STATED GOAL |
Each line of the listing that contains the word "right" is to be copied.

EXERCISE DATA |
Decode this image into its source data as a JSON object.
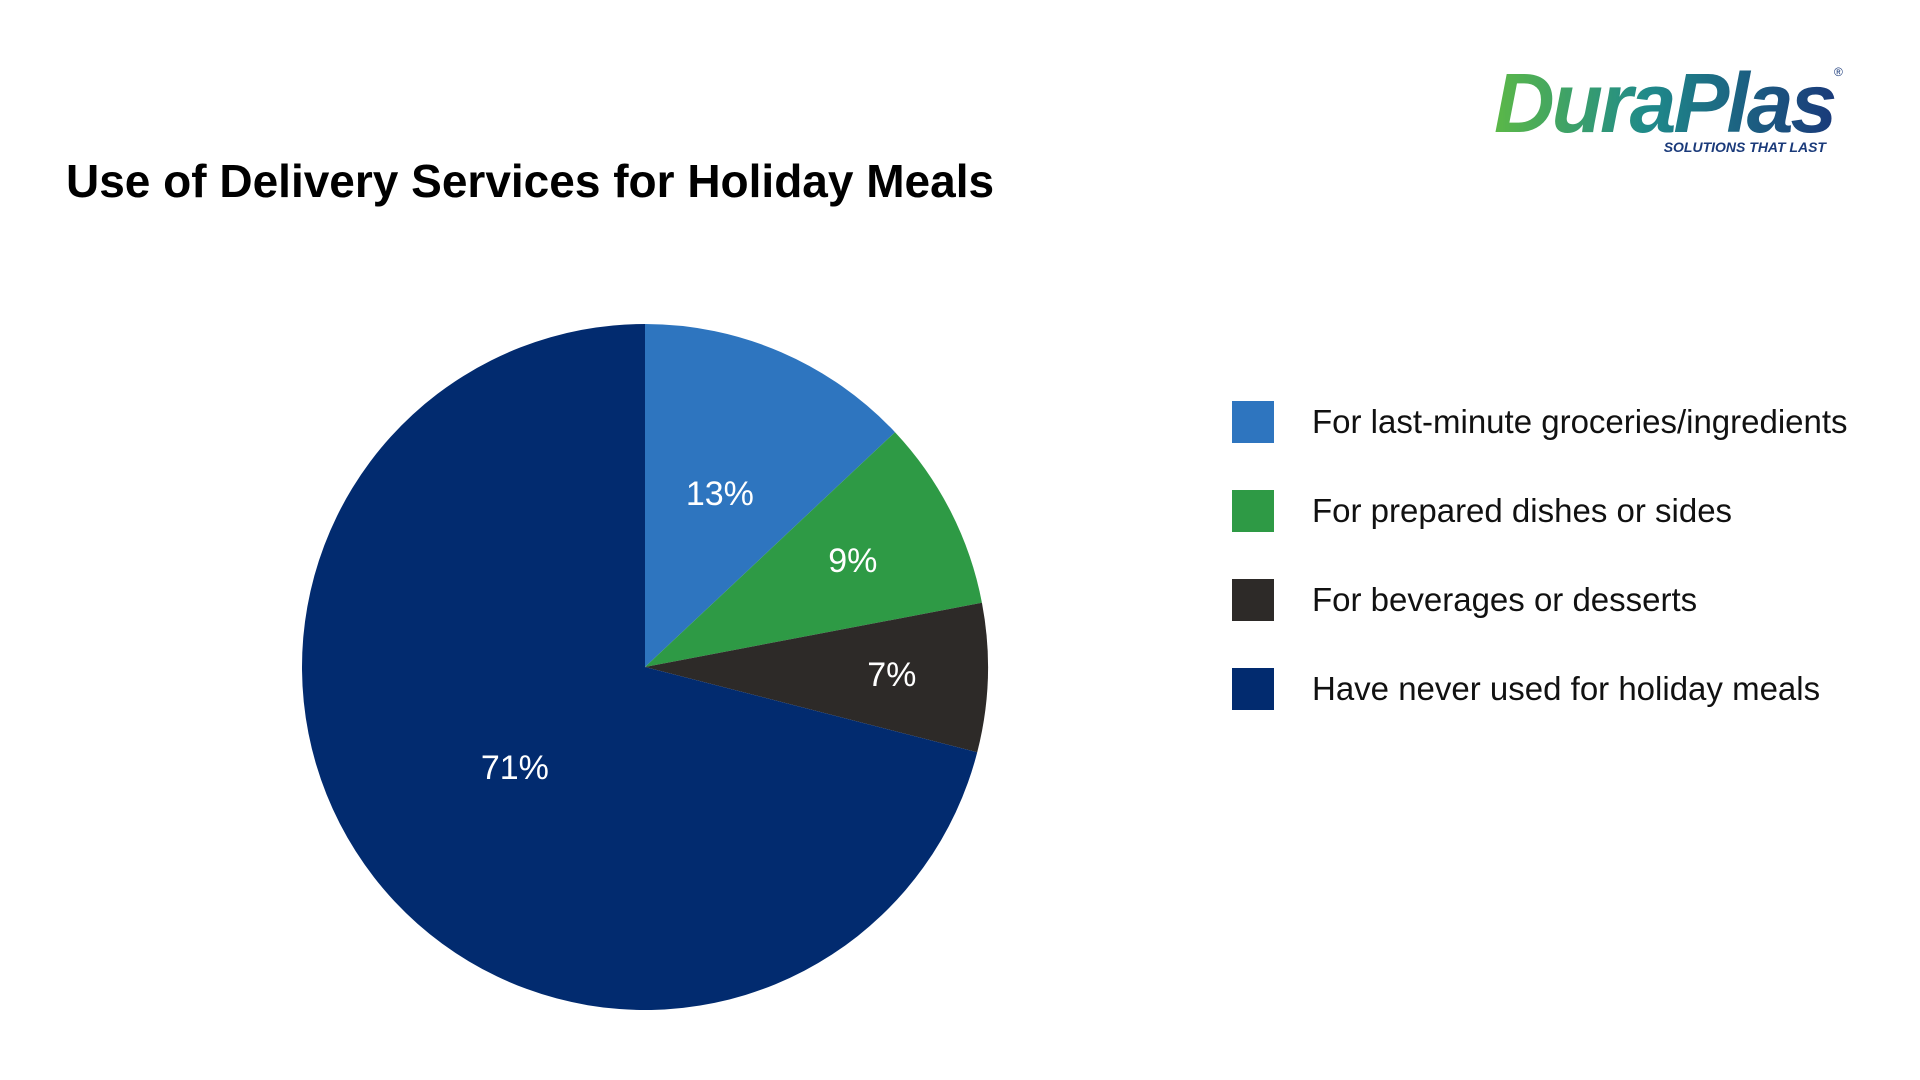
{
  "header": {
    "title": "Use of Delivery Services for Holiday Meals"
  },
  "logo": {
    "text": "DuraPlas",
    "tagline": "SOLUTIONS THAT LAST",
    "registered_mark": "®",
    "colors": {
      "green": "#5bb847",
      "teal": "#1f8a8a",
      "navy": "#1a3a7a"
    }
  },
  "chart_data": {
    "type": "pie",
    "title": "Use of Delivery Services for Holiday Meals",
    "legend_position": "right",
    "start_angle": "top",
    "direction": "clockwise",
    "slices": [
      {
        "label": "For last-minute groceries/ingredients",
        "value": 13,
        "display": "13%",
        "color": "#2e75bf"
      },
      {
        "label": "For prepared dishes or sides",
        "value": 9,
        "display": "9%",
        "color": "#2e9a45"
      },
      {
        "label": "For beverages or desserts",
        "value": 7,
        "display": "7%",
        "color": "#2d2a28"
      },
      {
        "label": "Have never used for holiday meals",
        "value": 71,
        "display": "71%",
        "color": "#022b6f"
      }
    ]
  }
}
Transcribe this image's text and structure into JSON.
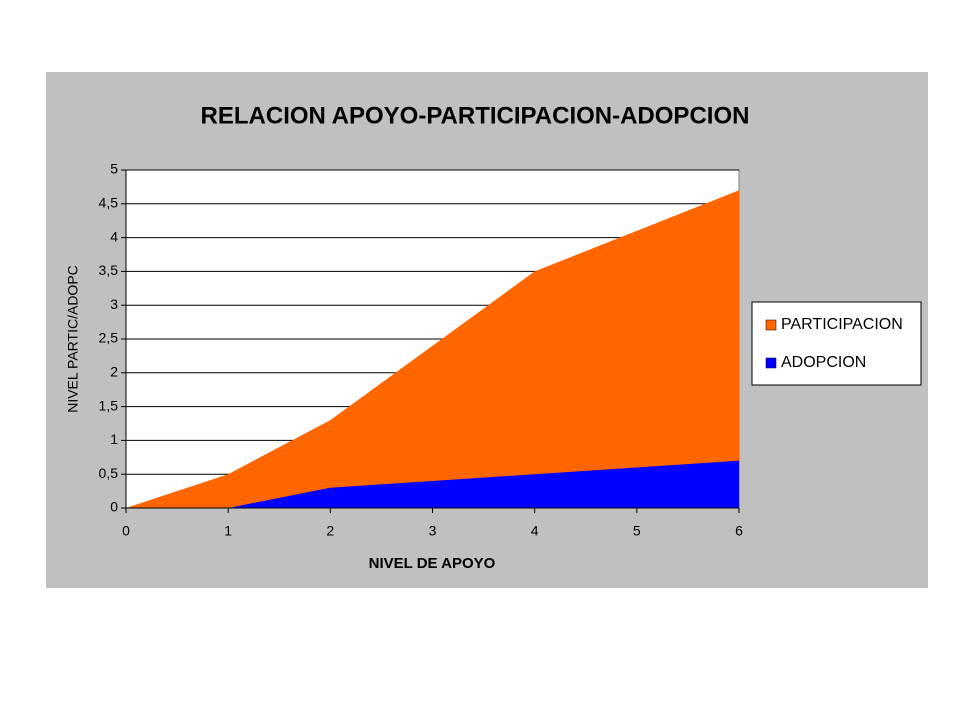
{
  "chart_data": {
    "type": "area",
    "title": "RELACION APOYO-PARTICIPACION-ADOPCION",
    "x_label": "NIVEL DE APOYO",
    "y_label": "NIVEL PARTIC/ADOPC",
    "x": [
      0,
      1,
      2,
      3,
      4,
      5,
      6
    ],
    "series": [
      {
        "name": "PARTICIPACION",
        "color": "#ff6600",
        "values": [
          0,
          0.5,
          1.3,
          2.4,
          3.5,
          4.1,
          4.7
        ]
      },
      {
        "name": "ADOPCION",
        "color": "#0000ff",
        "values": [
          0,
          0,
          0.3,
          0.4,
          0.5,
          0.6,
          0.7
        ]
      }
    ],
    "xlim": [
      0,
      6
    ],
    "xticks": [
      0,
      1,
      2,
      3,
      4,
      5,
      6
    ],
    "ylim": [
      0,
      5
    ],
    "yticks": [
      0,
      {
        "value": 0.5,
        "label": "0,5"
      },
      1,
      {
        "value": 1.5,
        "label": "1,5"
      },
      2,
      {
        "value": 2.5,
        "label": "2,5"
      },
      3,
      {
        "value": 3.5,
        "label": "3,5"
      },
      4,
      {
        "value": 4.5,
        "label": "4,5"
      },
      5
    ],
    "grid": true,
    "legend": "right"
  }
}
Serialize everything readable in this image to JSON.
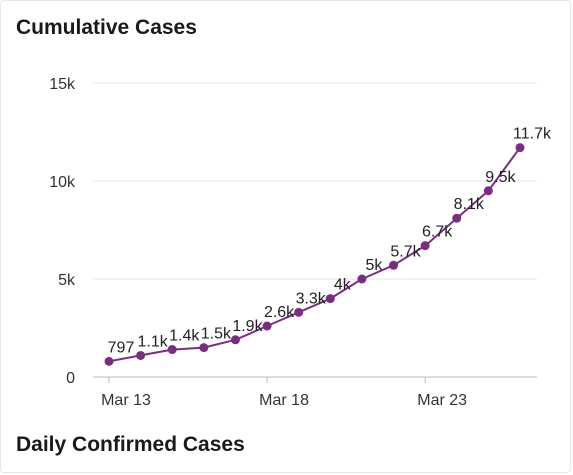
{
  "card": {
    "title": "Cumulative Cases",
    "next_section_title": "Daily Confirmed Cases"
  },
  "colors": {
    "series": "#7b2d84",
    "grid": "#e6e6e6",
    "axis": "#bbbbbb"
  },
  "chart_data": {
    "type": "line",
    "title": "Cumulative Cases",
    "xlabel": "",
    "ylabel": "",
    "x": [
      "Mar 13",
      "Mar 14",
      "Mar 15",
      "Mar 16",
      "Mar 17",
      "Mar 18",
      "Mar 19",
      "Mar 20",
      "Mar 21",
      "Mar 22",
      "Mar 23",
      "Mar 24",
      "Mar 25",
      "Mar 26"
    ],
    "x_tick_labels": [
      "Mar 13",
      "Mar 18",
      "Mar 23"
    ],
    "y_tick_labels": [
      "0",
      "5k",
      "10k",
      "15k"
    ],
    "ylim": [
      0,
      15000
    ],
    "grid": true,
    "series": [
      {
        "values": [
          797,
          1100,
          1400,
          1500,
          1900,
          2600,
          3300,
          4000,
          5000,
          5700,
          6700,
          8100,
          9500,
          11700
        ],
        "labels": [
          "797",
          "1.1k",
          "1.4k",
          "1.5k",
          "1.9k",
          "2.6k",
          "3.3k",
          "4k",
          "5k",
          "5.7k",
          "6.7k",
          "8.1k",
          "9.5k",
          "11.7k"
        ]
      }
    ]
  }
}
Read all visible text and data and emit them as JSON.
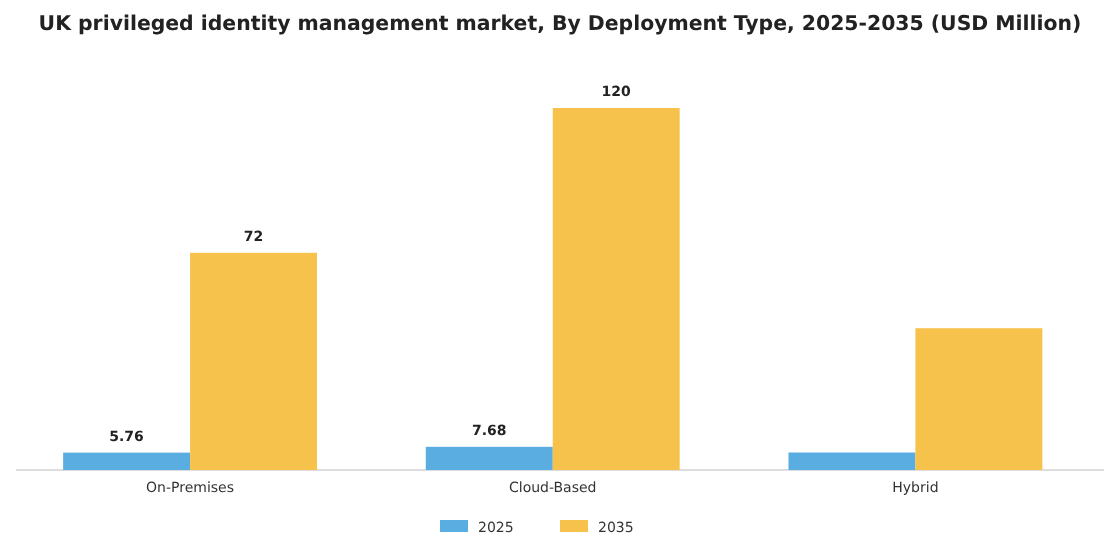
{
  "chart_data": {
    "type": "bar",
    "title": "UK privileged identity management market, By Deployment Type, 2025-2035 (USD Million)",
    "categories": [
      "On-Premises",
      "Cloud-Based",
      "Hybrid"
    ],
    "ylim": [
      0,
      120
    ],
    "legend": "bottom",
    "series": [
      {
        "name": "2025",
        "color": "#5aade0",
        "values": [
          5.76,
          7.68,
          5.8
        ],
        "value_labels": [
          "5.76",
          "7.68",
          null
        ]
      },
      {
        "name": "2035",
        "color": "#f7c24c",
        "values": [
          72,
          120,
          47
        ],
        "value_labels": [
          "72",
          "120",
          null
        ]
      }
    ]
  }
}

COMPLETED EXERCISE |
    "legend_position": "right",
    "legend": "right"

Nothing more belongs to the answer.